#### [Instructions for the task]
Go through the data below. Pull out every line that has the word "text".

## BEGIN

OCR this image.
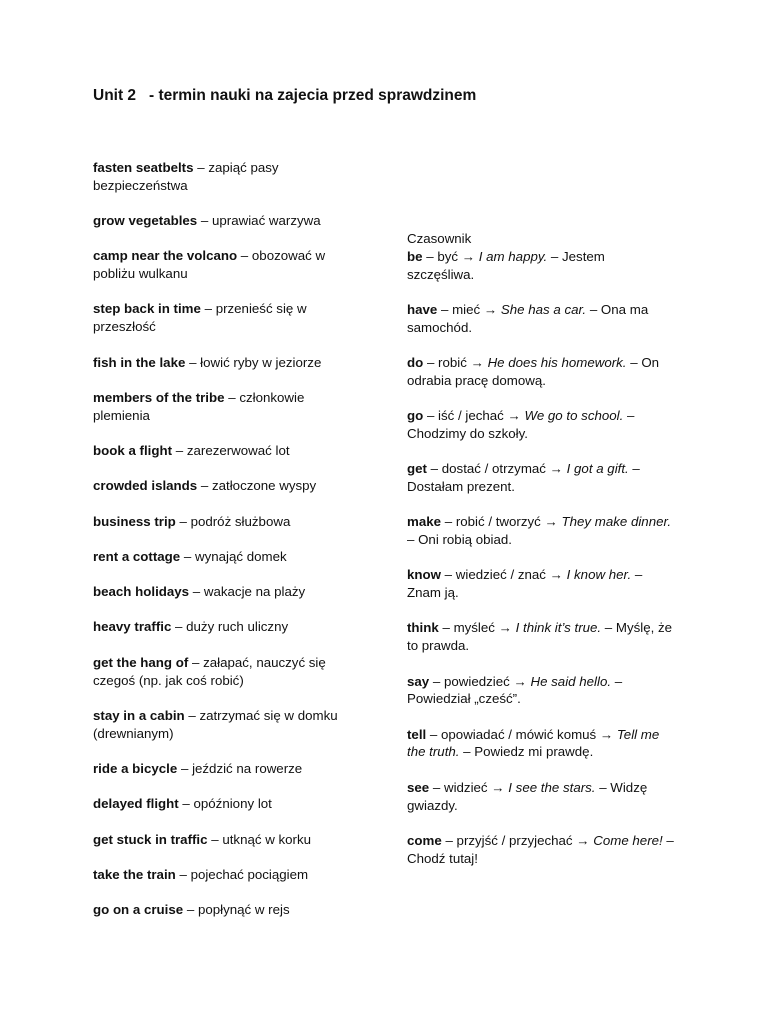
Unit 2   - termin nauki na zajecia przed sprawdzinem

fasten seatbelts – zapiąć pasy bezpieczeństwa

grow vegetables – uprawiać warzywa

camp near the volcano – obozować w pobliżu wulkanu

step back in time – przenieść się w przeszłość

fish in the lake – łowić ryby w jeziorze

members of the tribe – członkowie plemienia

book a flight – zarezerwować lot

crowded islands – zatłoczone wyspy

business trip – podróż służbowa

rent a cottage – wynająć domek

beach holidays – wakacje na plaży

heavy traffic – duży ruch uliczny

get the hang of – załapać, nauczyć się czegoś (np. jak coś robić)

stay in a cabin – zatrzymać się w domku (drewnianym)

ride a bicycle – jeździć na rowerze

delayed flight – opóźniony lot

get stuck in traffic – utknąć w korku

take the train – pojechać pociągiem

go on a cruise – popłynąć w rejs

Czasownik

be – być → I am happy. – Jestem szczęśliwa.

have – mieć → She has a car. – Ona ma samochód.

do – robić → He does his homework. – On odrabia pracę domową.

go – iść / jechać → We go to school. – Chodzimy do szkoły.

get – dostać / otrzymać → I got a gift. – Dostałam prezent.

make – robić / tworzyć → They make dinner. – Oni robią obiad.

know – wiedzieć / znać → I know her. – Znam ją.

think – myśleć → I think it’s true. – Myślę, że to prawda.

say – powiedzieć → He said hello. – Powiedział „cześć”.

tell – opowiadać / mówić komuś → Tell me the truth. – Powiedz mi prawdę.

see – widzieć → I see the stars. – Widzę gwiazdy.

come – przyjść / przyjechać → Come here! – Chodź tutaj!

## END
## BEGIN

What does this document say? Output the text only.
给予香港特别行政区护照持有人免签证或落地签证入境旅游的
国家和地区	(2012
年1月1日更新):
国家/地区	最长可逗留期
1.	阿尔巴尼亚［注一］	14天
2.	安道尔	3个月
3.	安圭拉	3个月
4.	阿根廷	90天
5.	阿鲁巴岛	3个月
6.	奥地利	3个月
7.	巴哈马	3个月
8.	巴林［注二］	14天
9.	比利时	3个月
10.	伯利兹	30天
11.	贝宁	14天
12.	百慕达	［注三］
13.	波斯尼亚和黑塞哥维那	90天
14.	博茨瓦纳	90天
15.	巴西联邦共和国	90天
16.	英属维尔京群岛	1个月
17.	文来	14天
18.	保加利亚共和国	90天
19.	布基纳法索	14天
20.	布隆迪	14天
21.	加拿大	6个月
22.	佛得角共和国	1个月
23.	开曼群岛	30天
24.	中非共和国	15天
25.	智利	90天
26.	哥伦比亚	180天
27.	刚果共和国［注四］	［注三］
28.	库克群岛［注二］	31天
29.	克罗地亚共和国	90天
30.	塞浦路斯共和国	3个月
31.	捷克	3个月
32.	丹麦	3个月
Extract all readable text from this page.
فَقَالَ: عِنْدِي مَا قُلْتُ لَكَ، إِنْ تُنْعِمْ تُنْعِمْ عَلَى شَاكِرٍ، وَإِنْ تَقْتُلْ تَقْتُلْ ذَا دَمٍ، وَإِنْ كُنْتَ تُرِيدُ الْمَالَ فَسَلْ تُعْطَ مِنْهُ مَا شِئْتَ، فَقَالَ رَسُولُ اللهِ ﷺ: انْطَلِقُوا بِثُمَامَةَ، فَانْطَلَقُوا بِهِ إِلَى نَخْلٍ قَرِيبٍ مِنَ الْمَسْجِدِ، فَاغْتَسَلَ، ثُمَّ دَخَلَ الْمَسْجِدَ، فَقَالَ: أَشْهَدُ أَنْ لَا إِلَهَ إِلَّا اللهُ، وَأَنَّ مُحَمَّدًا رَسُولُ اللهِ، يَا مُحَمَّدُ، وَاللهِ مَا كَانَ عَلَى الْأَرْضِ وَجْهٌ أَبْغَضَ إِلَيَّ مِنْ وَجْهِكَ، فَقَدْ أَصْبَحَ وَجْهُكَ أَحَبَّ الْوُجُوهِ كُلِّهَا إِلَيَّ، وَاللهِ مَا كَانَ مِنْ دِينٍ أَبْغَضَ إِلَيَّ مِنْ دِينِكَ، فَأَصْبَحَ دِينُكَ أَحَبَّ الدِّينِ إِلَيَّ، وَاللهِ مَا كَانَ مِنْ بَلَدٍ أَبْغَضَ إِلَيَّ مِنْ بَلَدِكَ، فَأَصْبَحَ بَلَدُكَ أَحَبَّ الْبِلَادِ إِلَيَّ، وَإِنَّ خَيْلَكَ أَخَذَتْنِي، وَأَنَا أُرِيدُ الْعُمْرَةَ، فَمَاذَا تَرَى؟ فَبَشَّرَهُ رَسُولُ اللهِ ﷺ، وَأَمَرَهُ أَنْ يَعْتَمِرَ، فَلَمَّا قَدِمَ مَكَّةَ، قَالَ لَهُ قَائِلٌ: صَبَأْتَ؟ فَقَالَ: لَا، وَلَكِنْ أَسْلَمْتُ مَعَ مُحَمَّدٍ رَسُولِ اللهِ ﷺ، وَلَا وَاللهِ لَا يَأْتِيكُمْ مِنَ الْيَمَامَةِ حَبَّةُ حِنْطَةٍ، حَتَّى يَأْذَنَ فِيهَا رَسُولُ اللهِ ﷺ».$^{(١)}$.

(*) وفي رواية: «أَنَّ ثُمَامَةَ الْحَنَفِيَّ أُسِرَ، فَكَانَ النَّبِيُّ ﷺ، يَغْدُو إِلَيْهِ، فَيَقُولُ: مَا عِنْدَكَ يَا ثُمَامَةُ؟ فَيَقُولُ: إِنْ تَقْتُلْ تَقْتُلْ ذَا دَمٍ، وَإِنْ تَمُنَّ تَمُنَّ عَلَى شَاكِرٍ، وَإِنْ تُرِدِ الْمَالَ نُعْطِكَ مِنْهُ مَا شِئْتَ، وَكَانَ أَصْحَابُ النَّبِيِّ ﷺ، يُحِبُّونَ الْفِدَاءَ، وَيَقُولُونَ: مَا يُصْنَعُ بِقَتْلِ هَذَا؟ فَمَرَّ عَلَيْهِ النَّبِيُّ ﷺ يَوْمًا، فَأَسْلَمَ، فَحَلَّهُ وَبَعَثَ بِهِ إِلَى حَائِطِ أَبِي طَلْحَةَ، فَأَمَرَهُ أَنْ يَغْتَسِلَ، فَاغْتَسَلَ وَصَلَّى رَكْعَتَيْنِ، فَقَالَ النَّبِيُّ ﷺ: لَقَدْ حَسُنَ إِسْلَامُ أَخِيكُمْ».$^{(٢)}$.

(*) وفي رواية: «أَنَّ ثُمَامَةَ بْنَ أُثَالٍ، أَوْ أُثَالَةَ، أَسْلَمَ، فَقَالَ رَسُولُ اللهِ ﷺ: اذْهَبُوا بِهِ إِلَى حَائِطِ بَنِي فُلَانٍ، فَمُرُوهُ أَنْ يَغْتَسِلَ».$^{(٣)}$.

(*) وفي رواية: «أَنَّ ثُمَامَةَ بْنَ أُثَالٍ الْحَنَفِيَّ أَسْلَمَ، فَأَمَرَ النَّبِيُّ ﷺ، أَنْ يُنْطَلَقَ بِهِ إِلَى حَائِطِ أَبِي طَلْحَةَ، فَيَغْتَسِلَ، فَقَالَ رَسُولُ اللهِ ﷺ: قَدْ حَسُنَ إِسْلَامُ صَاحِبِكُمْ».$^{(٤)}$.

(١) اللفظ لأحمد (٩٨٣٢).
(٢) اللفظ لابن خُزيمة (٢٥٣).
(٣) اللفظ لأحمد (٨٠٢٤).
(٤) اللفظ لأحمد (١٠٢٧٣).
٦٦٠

## END

#### [Task solution]
What does this document say? Output the text only.
Extract all readable text from this page.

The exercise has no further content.